**Written request**
Repeat each record below exactly as given.
** Start of Record extracts **
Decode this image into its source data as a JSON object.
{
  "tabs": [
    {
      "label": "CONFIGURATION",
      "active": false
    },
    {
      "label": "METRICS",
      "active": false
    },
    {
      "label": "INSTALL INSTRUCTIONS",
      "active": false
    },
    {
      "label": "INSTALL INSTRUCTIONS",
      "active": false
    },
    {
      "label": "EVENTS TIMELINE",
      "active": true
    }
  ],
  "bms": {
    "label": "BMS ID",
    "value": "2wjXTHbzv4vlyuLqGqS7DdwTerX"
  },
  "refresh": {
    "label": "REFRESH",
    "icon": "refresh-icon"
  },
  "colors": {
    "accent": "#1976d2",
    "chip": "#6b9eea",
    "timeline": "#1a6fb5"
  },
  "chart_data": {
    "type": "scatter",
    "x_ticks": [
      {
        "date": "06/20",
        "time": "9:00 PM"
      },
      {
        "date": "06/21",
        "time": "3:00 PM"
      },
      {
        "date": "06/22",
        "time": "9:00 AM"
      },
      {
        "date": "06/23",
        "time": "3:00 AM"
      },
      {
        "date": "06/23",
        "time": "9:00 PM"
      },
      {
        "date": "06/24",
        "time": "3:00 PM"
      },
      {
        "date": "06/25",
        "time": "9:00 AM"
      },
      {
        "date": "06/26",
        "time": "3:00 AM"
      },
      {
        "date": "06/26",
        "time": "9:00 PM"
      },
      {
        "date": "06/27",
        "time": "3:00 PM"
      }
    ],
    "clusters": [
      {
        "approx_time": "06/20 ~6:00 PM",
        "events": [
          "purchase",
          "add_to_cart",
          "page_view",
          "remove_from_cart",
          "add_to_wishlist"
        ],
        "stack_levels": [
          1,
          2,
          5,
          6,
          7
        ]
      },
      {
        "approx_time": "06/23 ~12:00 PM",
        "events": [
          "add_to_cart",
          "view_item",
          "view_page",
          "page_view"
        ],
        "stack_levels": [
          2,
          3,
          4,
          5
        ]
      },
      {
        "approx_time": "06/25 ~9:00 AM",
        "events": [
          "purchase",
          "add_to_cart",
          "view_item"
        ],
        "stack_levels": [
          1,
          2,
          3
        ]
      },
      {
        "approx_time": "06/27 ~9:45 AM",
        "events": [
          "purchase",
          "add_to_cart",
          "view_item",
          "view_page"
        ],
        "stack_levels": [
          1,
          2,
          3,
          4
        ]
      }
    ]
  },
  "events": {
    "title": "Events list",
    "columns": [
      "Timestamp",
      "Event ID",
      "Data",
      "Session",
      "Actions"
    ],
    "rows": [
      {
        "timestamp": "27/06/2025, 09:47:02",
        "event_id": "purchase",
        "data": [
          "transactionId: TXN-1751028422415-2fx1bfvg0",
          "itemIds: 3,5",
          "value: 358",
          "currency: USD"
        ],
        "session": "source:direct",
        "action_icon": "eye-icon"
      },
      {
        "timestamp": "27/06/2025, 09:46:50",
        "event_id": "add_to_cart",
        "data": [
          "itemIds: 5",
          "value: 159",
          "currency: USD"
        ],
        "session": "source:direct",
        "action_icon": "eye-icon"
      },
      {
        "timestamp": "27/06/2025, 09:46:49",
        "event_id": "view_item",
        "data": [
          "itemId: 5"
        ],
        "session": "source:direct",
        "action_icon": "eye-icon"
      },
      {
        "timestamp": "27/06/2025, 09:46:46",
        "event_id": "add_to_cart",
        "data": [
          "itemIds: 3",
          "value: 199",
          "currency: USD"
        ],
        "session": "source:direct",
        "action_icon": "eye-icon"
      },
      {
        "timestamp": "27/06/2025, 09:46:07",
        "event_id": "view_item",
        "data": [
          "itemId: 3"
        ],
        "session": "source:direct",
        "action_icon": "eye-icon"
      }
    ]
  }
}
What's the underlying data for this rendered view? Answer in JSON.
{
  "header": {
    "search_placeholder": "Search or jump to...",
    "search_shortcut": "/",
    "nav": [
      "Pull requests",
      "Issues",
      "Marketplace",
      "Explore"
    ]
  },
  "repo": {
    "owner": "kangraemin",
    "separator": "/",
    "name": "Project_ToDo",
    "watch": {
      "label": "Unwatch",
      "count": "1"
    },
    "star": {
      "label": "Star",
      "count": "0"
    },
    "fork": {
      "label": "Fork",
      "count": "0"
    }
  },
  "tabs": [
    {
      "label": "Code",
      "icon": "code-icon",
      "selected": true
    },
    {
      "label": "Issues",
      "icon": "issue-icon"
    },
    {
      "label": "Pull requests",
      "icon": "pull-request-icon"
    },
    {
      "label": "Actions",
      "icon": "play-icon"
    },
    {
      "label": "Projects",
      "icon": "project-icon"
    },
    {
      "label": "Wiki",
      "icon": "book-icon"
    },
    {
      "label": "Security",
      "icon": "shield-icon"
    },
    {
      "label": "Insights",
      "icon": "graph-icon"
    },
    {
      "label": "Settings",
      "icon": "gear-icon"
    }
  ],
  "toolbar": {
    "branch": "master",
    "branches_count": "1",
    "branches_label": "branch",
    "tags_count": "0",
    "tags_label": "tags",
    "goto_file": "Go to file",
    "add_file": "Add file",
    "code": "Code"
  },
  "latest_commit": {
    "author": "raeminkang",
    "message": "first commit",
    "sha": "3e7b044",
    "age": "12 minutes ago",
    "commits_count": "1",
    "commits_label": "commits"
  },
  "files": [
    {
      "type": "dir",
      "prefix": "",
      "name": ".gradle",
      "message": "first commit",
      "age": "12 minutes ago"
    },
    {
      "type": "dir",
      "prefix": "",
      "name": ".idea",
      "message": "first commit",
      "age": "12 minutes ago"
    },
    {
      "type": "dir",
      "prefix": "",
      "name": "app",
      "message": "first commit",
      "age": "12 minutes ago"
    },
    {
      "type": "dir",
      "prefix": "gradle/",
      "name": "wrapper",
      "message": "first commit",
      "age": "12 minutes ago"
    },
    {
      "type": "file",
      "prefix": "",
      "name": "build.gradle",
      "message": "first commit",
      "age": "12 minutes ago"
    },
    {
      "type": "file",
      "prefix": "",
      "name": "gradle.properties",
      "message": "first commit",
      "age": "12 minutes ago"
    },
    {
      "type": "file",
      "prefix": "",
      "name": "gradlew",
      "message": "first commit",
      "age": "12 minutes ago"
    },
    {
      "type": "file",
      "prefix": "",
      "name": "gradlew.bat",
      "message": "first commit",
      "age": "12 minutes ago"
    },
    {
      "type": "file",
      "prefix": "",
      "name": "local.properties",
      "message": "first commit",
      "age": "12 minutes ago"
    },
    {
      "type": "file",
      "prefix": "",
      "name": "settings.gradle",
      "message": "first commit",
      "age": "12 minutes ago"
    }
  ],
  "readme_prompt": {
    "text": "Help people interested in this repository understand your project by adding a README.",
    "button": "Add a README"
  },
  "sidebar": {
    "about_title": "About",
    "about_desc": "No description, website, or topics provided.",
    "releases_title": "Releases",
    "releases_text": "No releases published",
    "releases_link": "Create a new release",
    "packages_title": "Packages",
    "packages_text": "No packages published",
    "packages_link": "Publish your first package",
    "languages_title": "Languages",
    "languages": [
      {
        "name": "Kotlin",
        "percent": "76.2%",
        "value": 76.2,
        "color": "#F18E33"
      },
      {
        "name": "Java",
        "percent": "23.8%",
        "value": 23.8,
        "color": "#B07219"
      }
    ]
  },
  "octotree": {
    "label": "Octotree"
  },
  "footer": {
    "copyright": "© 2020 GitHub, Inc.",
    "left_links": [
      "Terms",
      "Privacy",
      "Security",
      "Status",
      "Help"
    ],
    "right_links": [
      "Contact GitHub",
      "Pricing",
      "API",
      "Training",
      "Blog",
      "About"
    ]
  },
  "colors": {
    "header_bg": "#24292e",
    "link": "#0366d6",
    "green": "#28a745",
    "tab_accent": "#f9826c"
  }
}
** End of Record extracts **
**Response for this exercise**
Decode this image into its source data as a JSON object.
{
  "tabs": [
    {
      "label": "CONFIGURATION",
      "active": false
    },
    {
      "label": "METRICS",
      "active": false
    },
    {
      "label": "INSTALL INSTRUCTIONS",
      "active": false
    },
    {
      "label": "INSTALL INSTRUCTIONS",
      "active": false
    },
    {
      "label": "EVENTS TIMELINE",
      "active": true
    }
  ],
  "bms": {
    "label": "BMS ID",
    "value": "2wjXTHbzv4vlyuLqGqS7DdwTerX"
  },
  "refresh": {
    "label": "REFRESH",
    "icon": "refresh-icon"
  },
  "colors": {
    "accent": "#1976d2",
    "chip": "#6b9eea",
    "timeline": "#1a6fb5"
  },
  "chart_data": {
    "type": "scatter",
    "x_ticks": [
      {
        "date": "06/20",
        "time": "9:00 PM"
      },
      {
        "date": "06/21",
        "time": "3:00 PM"
      },
      {
        "date": "06/22",
        "time": "9:00 AM"
      },
      {
        "date": "06/23",
        "time": "3:00 AM"
      },
      {
        "date": "06/23",
        "time": "9:00 PM"
      },
      {
        "date": "06/24",
        "time": "3:00 PM"
      },
      {
        "date": "06/25",
        "time": "9:00 AM"
      },
      {
        "date": "06/26",
        "time": "3:00 AM"
      },
      {
        "date": "06/26",
        "time": "9:00 PM"
      },
      {
        "date": "06/27",
        "time": "3:00 PM"
      }
    ],
    "clusters": [
      {
        "approx_time": "06/20 ~6:00 PM",
        "events": [
          "purchase",
          "add_to_cart",
          "page_view",
          "remove_from_cart",
          "add_to_wishlist"
        ],
        "stack_levels": [
          1,
          2,
          5,
          6,
          7
        ]
      },
      {
        "approx_time": "06/23 ~12:00 PM",
        "events": [
          "add_to_cart",
          "view_item",
          "view_page",
          "page_view"
        ],
        "stack_levels": [
          2,
          3,
          4,
          5
        ]
      },
      {
        "approx_time": "06/25 ~9:00 AM",
        "events": [
          "purchase",
          "add_to_cart",
          "view_item"
        ],
        "stack_levels": [
          1,
          2,
          3
        ]
      },
      {
        "approx_time": "06/27 ~9:45 AM",
        "events": [
          "purchase",
          "add_to_cart",
          "view_item",
          "view_page"
        ],
        "stack_levels": [
          1,
          2,
          3,
          4
        ]
      }
    ]
  },
  "events": {
    "title": "Events list",
    "columns": [
      "Timestamp",
      "Event ID",
      "Data",
      "Session",
      "Actions"
    ],
    "rows": [
      {
        "timestamp": "27/06/2025, 09:47:02",
        "event_id": "purchase",
        "data": [
          "transactionId: TXN-1751028422415-2fx1bfvg0",
          "itemIds: 3,5",
          "value: 358",
          "currency: USD"
        ],
        "session": "source:direct",
        "action_icon": "eye-icon"
      },
      {
        "timestamp": "27/06/2025, 09:46:50",
        "event_id": "add_to_cart",
        "data": [
          "itemIds: 5",
          "value: 159",
          "currency: USD"
        ],
        "session": "source:direct",
        "action_icon": "eye-icon"
      },
      {
        "timestamp": "27/06/2025, 09:46:49",
        "event_id": "view_item",
        "data": [
          "itemId: 5"
        ],
        "session": "source:direct",
        "action_icon": "eye-icon"
      },
      {
        "timestamp": "27/06/2025, 09:46:46",
        "event_id": "add_to_cart",
        "data": [
          "itemIds: 3",
          "value: 199",
          "currency: USD"
        ],
        "session": "source:direct",
        "action_icon": "eye-icon"
      },
      {
        "timestamp": "27/06/2025, 09:46:07",
        "event_id": "view_item",
        "data": [
          "itemId: 3"
        ],
        "session": "source:direct",
        "action_icon": "eye-icon"
      }
    ]
  }
}
What's the underlying data for this rendered view? Answer in JSON.
{
  "header": {
    "search_placeholder": "Search or jump to...",
    "search_shortcut": "/",
    "nav": [
      "Pull requests",
      "Issues",
      "Marketplace",
      "Explore"
    ]
  },
  "repo": {
    "owner": "kangraemin",
    "separator": "/",
    "name": "Project_ToDo",
    "watch": {
      "label": "Unwatch",
      "count": "1"
    },
    "star": {
      "label": "Star",
      "count": "0"
    },
    "fork": {
      "label": "Fork",
      "count": "0"
    }
  },
  "tabs": [
    {
      "label": "Code",
      "icon": "code-icon",
      "selected": true
    },
    {
      "label": "Issues",
      "icon": "issue-icon"
    },
    {
      "label": "Pull requests",
      "icon": "pull-request-icon"
    },
    {
      "label": "Actions",
      "icon": "play-icon"
    },
    {
      "label": "Projects",
      "icon": "project-icon"
    },
    {
      "label": "Wiki",
      "icon": "book-icon"
    },
    {
      "label": "Security",
      "icon": "shield-icon"
    },
    {
      "label": "Insights",
      "icon": "graph-icon"
    },
    {
      "label": "Settings",
      "icon": "gear-icon"
    }
  ],
  "toolbar": {
    "branch": "master",
    "branches_count": "1",
    "branches_label": "branch",
    "tags_count": "0",
    "tags_label": "tags",
    "goto_file": "Go to file",
    "add_file": "Add file",
    "code": "Code"
  },
  "latest_commit": {
    "author": "raeminkang",
    "message": "first commit",
    "sha": "3e7b044",
    "age": "12 minutes ago",
    "commits_count": "1",
    "commits_label": "commits"
  },
  "files": [
    {
      "type": "dir",
      "prefix": "",
      "name": ".gradle",
      "message": "first commit",
      "age": "12 minutes ago"
    },
    {
      "type": "dir",
      "prefix": "",
      "name": ".idea",
      "message": "first commit",
      "age": "12 minutes ago"
    },
    {
      "type": "dir",
      "prefix": "",
      "name": "app",
      "message": "first commit",
      "age": "12 minutes ago"
    },
    {
      "type": "dir",
      "prefix": "gradle/",
      "name": "wrapper",
      "message": "first commit",
      "age": "12 minutes ago"
    },
    {
      "type": "file",
      "prefix": "",
      "name": "build.gradle",
      "message": "first commit",
      "age": "12 minutes ago"
    },
    {
      "type": "file",
      "prefix": "",
      "name": "gradle.properties",
      "message": "first commit",
      "age": "12 minutes ago"
    },
    {
      "type": "file",
      "prefix": "",
      "name": "gradlew",
      "message": "first commit",
      "age": "12 minutes ago"
    },
    {
      "type": "file",
      "prefix": "",
      "name": "gradlew.bat",
      "message": "first commit",
      "age": "12 minutes ago"
    },
    {
      "type": "file",
      "prefix": "",
      "name": "local.properties",
      "message": "first commit",
      "age": "12 minutes ago"
    },
    {
      "type": "file",
      "prefix": "",
      "name": "settings.gradle",
      "message": "first commit",
      "age": "12 minutes ago"
    }
  ],
  "readme_prompt": {
    "text": "Help people interested in this repository understand your project by adding a README.",
    "button": "Add a README"
  },
  "sidebar": {
    "about_title": "About",
    "about_desc": "No description, website, or topics provided.",
    "releases_title": "Releases",
    "releases_text": "No releases published",
    "releases_link": "Create a new release",
    "packages_title": "Packages",
    "packages_text": "No packages published",
    "packages_link": "Publish your first package",
    "languages_title": "Languages",
    "languages": [
      {
        "name": "Kotlin",
        "percent": "76.2%",
        "value": 76.2,
        "color": "#F18E33"
      },
      {
        "name": "Java",
        "percent": "23.8%",
        "value": 23.8,
        "color": "#B07219"
      }
    ]
  },
  "octotree": {
    "label": "Octotree"
  },
  "footer": {
    "copyright": "© 2020 GitHub, Inc.",
    "left_links": [
      "Terms",
      "Privacy",
      "Security",
      "Status",
      "Help"
    ],
    "right_links": [
      "Contact GitHub",
      "Pricing",
      "API",
      "Training",
      "Blog",
      "About"
    ]
  },
  "colors": {
    "header_bg": "#24292e",
    "link": "#0366d6",
    "green": "#28a745",
    "tab_accent": "#f9826c"
  }
}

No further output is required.